§ Task brief: Please repeat all of the listing exactly.

§ Records shown:
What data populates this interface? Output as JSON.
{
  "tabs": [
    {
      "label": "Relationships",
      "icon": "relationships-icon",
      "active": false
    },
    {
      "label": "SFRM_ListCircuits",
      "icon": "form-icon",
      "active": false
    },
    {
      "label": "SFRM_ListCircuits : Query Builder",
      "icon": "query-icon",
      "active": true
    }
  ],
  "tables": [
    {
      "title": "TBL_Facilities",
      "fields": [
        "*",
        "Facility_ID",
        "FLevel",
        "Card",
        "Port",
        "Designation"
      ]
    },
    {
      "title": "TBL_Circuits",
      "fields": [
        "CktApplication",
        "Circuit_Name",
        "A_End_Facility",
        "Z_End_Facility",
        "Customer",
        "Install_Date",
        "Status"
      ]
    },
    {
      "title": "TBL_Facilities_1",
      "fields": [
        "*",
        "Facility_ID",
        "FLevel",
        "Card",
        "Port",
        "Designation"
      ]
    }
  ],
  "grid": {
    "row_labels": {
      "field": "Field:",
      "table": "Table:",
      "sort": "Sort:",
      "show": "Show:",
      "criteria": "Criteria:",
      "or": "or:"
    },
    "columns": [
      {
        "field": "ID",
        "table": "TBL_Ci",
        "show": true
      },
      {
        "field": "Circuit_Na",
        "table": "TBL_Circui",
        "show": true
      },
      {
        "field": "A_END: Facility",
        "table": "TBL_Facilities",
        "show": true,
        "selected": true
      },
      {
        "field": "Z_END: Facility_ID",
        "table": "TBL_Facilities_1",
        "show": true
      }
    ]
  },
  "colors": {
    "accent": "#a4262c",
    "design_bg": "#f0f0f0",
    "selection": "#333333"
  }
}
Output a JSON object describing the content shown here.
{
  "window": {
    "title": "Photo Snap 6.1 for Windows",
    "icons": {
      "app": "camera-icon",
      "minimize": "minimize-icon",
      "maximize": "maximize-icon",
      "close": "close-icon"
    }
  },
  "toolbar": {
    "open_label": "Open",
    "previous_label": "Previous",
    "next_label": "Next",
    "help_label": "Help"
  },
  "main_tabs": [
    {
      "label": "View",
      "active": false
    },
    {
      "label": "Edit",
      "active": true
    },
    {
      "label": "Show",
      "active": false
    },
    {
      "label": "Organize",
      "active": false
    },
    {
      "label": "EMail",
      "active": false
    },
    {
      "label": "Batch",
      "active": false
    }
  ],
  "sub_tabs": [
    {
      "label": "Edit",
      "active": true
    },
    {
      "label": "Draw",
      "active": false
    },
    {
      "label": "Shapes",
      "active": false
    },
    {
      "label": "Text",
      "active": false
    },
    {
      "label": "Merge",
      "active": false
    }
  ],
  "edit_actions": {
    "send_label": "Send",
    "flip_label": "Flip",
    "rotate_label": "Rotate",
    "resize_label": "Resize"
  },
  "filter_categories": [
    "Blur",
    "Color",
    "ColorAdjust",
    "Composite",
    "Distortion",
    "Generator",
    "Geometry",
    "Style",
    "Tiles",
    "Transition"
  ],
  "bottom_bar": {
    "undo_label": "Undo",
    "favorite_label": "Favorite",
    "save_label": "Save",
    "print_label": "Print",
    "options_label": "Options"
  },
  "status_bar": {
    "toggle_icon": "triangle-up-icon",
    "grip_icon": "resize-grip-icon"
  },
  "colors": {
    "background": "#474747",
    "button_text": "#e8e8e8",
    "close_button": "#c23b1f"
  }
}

§ Answer to the exercise:
What data populates this interface? Output as JSON.
{
  "tabs": [
    {
      "label": "Relationships",
      "icon": "relationships-icon",
      "active": false
    },
    {
      "label": "SFRM_ListCircuits",
      "icon": "form-icon",
      "active": false
    },
    {
      "label": "SFRM_ListCircuits : Query Builder",
      "icon": "query-icon",
      "active": true
    }
  ],
  "tables": [
    {
      "title": "TBL_Facilities",
      "fields": [
        "*",
        "Facility_ID",
        "FLevel",
        "Card",
        "Port",
        "Designation"
      ]
    },
    {
      "title": "TBL_Circuits",
      "fields": [
        "CktApplication",
        "Circuit_Name",
        "A_End_Facility",
        "Z_End_Facility",
        "Customer",
        "Install_Date",
        "Status"
      ]
    },
    {
      "title": "TBL_Facilities_1",
      "fields": [
        "*",
        "Facility_ID",
        "FLevel",
        "Card",
        "Port",
        "Designation"
      ]
    }
  ],
  "grid": {
    "row_labels": {
      "field": "Field:",
      "table": "Table:",
      "sort": "Sort:",
      "show": "Show:",
      "criteria": "Criteria:",
      "or": "or:"
    },
    "columns": [
      {
        "field": "ID",
        "table": "TBL_Ci",
        "show": true
      },
      {
        "field": "Circuit_Na",
        "table": "TBL_Circui",
        "show": true
      },
      {
        "field": "A_END: Facility",
        "table": "TBL_Facilities",
        "show": true,
        "selected": true
      },
      {
        "field": "Z_END: Facility_ID",
        "table": "TBL_Facilities_1",
        "show": true
      }
    ]
  },
  "colors": {
    "accent": "#a4262c",
    "design_bg": "#f0f0f0",
    "selection": "#333333"
  }
}
Output a JSON object describing the content shown here.
{
  "window": {
    "title": "Photo Snap 6.1 for Windows",
    "icons": {
      "app": "camera-icon",
      "minimize": "minimize-icon",
      "maximize": "maximize-icon",
      "close": "close-icon"
    }
  },
  "toolbar": {
    "open_label": "Open",
    "previous_label": "Previous",
    "next_label": "Next",
    "help_label": "Help"
  },
  "main_tabs": [
    {
      "label": "View",
      "active": false
    },
    {
      "label": "Edit",
      "active": true
    },
    {
      "label": "Show",
      "active": false
    },
    {
      "label": "Organize",
      "active": false
    },
    {
      "label": "EMail",
      "active": false
    },
    {
      "label": "Batch",
      "active": false
    }
  ],
  "sub_tabs": [
    {
      "label": "Edit",
      "active": true
    },
    {
      "label": "Draw",
      "active": false
    },
    {
      "label": "Shapes",
      "active": false
    },
    {
      "label": "Text",
      "active": false
    },
    {
      "label": "Merge",
      "active": false
    }
  ],
  "edit_actions": {
    "send_label": "Send",
    "flip_label": "Flip",
    "rotate_label": "Rotate",
    "resize_label": "Resize"
  },
  "filter_categories": [
    "Blur",
    "Color",
    "ColorAdjust",
    "Composite",
    "Distortion",
    "Generator",
    "Geometry",
    "Style",
    "Tiles",
    "Transition"
  ],
  "bottom_bar": {
    "undo_label": "Undo",
    "favorite_label": "Favorite",
    "save_label": "Save",
    "print_label": "Print",
    "options_label": "Options"
  },
  "status_bar": {
    "toggle_icon": "triangle-up-icon",
    "grip_icon": "resize-grip-icon"
  },
  "colors": {
    "background": "#474747",
    "button_text": "#e8e8e8",
    "close_button": "#c23b1f"
  }
}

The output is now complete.